**REQUIRED WORK**.
1. In the role management article, which role management tool did Kruit and his team decide on?
2. For each statement, say whether it agrees with the role management article, and quote the words that decide it. (a) Martin Kruit was a vice president at ABN Amro. (b) Kruit's team defined roles for the whole business at once rather than one department at a time. (c) When the team began the work, a tool was available to automate the process.
3. Reproduce the part of the role management article starting with "So, in 2004, Kruit" and going on through "decided on BHOLD.".
Segment Start: TEXT UNDER STUDY
Home » Identity & Access » Identity Management

Role Management Software: Making it Work for You

Role management software enables the creation and lifecycle management of enterprise job roles

Do's and Don'ts
DON'T select a tool until you've defined your process. Implementers warn that the system should support the role management process, not the other way around. That was clear to Martin Kruit, a vice president at ABN Amro, who knew that the wholesale business unit in which he worked needed to improve the way it handled access management. At the time, access requests were sent to whichever administrator had implemented the application. Essentially, Kruit says, "If you needed something you could get it. There was no rationale behind it."

So, in 2004, Kruit and his team worked to create a centralized system that not only streamlined the process but also met the needs of internal auditors to prove employees had access only to needed resources.

The team worked, department by department, to define roles and determine what access people in those roles required. It manually cleaned up the system, including ridding it of "orphaned" accounts of ex-employees. At the time, Kruit says, there was nothing available to automate this process so his team used spreadsheets to record roles and related access needs, but this eventually grew unwieldy. By 2005, Kruit and his team began looking for a role management tool and decided on BHOLD.
Segment End: TEXT UNDER STUDY
Segment Start: PROVIDED INFORMATION
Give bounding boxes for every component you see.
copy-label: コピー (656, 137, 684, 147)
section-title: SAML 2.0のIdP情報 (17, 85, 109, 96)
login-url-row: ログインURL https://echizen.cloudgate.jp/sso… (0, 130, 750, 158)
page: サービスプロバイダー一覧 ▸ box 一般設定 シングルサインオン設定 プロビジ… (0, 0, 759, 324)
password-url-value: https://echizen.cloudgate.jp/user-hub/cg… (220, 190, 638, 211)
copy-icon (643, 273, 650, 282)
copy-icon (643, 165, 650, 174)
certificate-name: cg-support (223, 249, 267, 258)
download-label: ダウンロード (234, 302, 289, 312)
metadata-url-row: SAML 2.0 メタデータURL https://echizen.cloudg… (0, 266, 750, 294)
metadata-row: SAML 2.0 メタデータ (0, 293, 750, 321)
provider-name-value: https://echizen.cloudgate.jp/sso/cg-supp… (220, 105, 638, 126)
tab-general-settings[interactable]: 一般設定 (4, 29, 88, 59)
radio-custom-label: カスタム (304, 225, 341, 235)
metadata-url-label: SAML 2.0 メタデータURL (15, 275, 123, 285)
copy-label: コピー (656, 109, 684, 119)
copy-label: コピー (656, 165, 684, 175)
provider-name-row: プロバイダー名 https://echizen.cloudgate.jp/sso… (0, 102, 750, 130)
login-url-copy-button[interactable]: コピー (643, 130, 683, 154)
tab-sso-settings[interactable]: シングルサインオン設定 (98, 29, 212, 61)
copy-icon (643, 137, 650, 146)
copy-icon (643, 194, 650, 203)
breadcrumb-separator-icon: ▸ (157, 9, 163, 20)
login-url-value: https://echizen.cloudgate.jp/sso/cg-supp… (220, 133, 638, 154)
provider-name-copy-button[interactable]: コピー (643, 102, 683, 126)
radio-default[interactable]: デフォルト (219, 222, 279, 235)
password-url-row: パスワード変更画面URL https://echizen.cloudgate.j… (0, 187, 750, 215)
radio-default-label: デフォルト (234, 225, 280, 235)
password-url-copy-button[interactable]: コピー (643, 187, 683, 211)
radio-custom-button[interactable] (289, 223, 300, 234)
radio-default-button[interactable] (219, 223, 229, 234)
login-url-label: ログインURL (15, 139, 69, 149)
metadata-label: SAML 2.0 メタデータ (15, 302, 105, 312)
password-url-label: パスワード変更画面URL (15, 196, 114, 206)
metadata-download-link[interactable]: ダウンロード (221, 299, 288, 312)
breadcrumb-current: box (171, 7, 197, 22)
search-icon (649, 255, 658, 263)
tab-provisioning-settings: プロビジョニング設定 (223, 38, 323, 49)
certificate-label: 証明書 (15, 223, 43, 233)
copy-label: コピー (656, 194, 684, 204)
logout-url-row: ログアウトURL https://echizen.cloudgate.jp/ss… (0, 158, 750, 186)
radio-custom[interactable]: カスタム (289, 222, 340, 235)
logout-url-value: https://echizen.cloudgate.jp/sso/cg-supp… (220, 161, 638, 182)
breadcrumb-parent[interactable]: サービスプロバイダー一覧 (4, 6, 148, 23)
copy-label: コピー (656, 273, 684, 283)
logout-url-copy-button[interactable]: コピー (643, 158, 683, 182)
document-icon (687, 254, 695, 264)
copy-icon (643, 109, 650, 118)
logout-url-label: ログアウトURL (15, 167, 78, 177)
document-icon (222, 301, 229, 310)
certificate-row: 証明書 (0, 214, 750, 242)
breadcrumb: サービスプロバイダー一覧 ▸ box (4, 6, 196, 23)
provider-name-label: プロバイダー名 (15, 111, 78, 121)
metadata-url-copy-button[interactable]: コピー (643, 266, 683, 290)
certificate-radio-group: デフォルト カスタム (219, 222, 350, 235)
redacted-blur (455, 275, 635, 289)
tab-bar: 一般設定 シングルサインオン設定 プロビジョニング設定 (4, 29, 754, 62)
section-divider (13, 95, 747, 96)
Segment End: PROVIDED INFORMATION
**LIST OF SOLUTIONS**.
1. BHOLD

2.
(a) Yes: "Martin Kruit, a vice president at ABN Amro"
(b) No: "The team worked, department by department, to define roles"
(c) No: "there was nothing available to automate this process"

3.
So, in 2004, Kruit and his team worked to create a centralized system that not only streamlined the process but also met the needs of internal auditors to prove employees had access only to needed resources.

The team worked, department by department, to define roles and determine what access people in those roles required. It manually cleaned up the system, including ridding it of "orphaned" accounts of ex-employees. At the time, Kruit says, there was nothing available to automate this process so his team used spreadsheets to record roles and related access needs, but this eventually grew unwieldy. By 2005, Kruit and his team began looking for a role management tool and decided on BHOLD.